■ **Exercise description**
The records below are to be quoted in full; please keep every word exact.
────────────────
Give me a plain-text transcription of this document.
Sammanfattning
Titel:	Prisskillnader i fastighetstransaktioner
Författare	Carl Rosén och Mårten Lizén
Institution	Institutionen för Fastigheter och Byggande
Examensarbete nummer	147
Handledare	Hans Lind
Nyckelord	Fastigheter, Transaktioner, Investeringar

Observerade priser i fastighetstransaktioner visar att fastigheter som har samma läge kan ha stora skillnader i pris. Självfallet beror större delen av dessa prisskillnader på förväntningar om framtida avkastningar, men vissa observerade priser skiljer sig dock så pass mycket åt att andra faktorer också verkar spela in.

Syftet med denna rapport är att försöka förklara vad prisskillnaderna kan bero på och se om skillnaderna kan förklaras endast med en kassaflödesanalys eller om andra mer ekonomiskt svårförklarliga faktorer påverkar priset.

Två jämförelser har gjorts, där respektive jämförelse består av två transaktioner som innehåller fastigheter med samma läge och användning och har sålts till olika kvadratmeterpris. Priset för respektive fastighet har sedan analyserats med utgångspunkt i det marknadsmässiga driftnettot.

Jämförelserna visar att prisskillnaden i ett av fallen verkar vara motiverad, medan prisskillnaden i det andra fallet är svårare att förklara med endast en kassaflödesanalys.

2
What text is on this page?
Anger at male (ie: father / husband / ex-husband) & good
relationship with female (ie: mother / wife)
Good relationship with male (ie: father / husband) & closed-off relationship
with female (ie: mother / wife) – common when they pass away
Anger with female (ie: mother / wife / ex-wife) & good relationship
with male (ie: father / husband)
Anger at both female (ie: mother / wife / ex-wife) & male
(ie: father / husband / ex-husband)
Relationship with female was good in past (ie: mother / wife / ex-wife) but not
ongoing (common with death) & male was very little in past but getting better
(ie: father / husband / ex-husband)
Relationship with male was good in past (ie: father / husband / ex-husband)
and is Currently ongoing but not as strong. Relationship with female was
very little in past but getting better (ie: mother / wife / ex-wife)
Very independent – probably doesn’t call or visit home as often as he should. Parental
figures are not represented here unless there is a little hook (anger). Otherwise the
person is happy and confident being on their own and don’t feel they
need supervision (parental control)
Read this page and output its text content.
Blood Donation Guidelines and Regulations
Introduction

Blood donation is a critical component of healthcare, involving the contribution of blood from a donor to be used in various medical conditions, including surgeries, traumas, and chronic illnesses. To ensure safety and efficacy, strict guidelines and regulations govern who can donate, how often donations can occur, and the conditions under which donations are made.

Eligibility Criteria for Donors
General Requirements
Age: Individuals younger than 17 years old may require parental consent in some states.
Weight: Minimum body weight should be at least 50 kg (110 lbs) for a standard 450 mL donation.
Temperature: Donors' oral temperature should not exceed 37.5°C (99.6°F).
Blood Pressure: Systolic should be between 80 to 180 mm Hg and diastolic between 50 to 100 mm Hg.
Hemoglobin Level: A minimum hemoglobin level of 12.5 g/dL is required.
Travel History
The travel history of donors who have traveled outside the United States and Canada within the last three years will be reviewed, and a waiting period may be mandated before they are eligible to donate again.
────────────────
■ **Problem solution**
Give me a plain-text transcription of this document.
Sammanfattning
Titel:	Prisskillnader i fastighetstransaktioner
Författare	Carl Rosén och Mårten Lizén
Institution	Institutionen för Fastigheter och Byggande
Examensarbete nummer	147
Handledare	Hans Lind
Nyckelord	Fastigheter, Transaktioner, Investeringar

Observerade priser i fastighetstransaktioner visar att fastigheter som har samma läge kan ha stora skillnader i pris. Självfallet beror större delen av dessa prisskillnader på förväntningar om framtida avkastningar, men vissa observerade priser skiljer sig dock så pass mycket åt att andra faktorer också verkar spela in.

Syftet med denna rapport är att försöka förklara vad prisskillnaderna kan bero på och se om skillnaderna kan förklaras endast med en kassaflödesanalys eller om andra mer ekonomiskt svårförklarliga faktorer påverkar priset.

Två jämförelser har gjorts, där respektive jämförelse består av två transaktioner som innehåller fastigheter med samma läge och användning och har sålts till olika kvadratmeterpris. Priset för respektive fastighet har sedan analyserats med utgångspunkt i det marknadsmässiga driftnettot.

Jämförelserna visar att prisskillnaden i ett av fallen verkar vara motiverad, medan prisskillnaden i det andra fallet är svårare att förklara med endast en kassaflödesanalys.

2
What text is on this page?
Anger at male (ie: father / husband / ex-husband) & good
relationship with female (ie: mother / wife)
Good relationship with male (ie: father / husband) & closed-off relationship
with female (ie: mother / wife) – common when they pass away
Anger with female (ie: mother / wife / ex-wife) & good relationship
with male (ie: father / husband)
Anger at both female (ie: mother / wife / ex-wife) & male
(ie: father / husband / ex-husband)
Relationship with female was good in past (ie: mother / wife / ex-wife) but not
ongoing (common with death) & male was very little in past but getting better
(ie: father / husband / ex-husband)
Relationship with male was good in past (ie: father / husband / ex-husband)
and is Currently ongoing but not as strong. Relationship with female was
very little in past but getting better (ie: mother / wife / ex-wife)
Very independent – probably doesn’t call or visit home as often as he should. Parental
figures are not represented here unless there is a little hook (anger). Otherwise the
person is happy and confident being on their own and don’t feel they
need supervision (parental control)
Read this page and output its text content.
Blood Donation Guidelines and Regulations
Introduction

Blood donation is a critical component of healthcare, involving the contribution of blood from a donor to be used in various medical conditions, including surgeries, traumas, and chronic illnesses. To ensure safety and efficacy, strict guidelines and regulations govern who can donate, how often donations can occur, and the conditions under which donations are made.

Eligibility Criteria for Donors
General Requirements
Age: Individuals younger than 17 years old may require parental consent in some states.
Weight: Minimum body weight should be at least 50 kg (110 lbs) for a standard 450 mL donation.
Temperature: Donors' oral temperature should not exceed 37.5°C (99.6°F).
Blood Pressure: Systolic should be between 80 to 180 mm Hg and diastolic between 50 to 100 mm Hg.
Hemoglobin Level: A minimum hemoglobin level of 12.5 g/dL is required.
Travel History
The travel history of donors who have traveled outside the United States and Canada within the last three years will be reviewed, and a waiting period may be mandated before they are eligible to donate again.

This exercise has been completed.